Instruction: Only the pictures are omitted; repeat all other data exactly.

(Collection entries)
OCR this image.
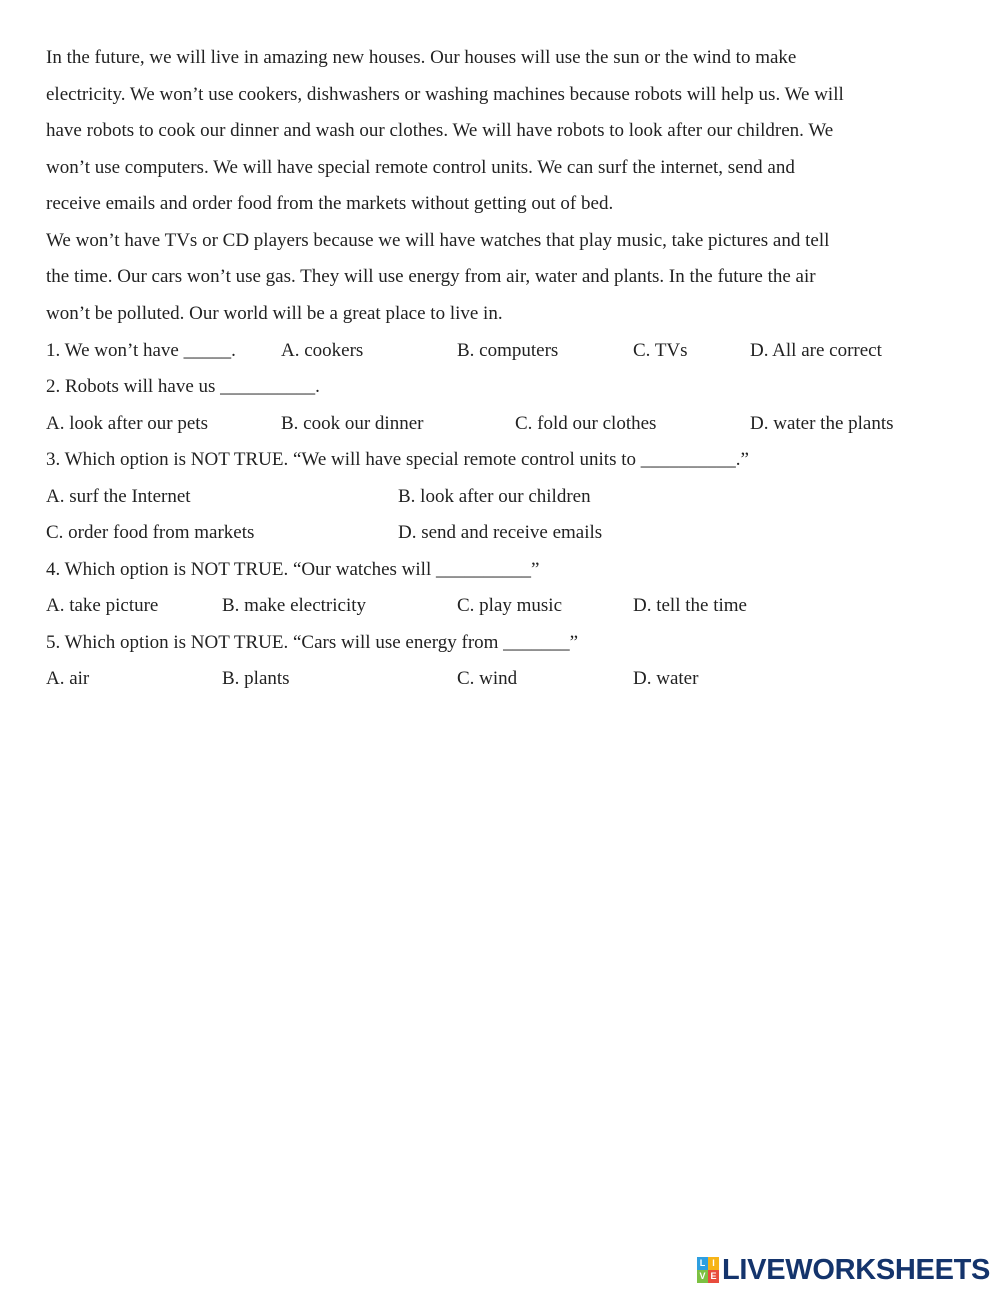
In the future, we will live in amazing new houses. Our houses will use the sun or the wind to make
electricity. We won’t use cookers, dishwashers or washing machines because robots will help us. We will
have robots to cook our dinner and wash our clothes. We will have robots to look after our children. We
won’t use computers. We will have special remote control units. We can surf the internet, send and
receive emails and order food from the markets without getting out of bed.
We won’t have TVs or CD players because we will have watches that play music, take pictures and tell
the time. Our cars won’t use gas. They will use energy from air, water and plants. In the future the air
won’t be polluted. Our world will be a great place to live in.
1. We won’t have _____. A. cookers	B. computers	C. TVs	D. All are correct
2. Robots will have us __________.
A. look after our pets	B. cook our dinner	C. fold our clothes	D. water the plants
3. Which option is NOT TRUE. “We will have special remote control units to __________.”
A. surf the Internet	B. look after our children
C. order food from markets	D. send and receive emails
4. Which option is NOT TRUE. “Our watches will __________”
A. take picture	B. make electricity	C. play music	D. tell the time
5. Which option is NOT TRUE. “Cars will use energy from _______”
A. air	B. plants	C. wind	D. water
L I
V E LIVEWORKSHEETS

Output below:
OCR this image.
In the future, we will live in amazing new houses. Our houses will use the sun or the wind to make
electricity. We won’t use cookers, dishwashers or washing machines because robots will help us. We will
have robots to cook our dinner and wash our clothes. We will have robots to look after our children. We
won’t use computers. We will have special remote control units. We can surf the internet, send and
receive emails and order food from the markets without getting out of bed.
We won’t have TVs or CD players because we will have watches that play music, take pictures and tell
the time. Our cars won’t use gas. They will use energy from air, water and plants. In the future the air
won’t be polluted. Our world will be a great place to live in.
1. We won’t have _____. A. cookers	B. computers	C. TVs	D. All are correct
2. Robots will have us __________.
A. look after our pets	B. cook our dinner	C. fold our clothes	D. water the plants
3. Which option is NOT TRUE. “We will have special remote control units to __________.”
A. surf the Internet	B. look after our children
C. order food from markets	D. send and receive emails
4. Which option is NOT TRUE. “Our watches will __________”
A. take picture	B. make electricity	C. play music	D. tell the time
5. Which option is NOT TRUE. “Cars will use energy from _______”
A. air	B. plants	C. wind	D. water
L I
V E LIVEWORKSHEETS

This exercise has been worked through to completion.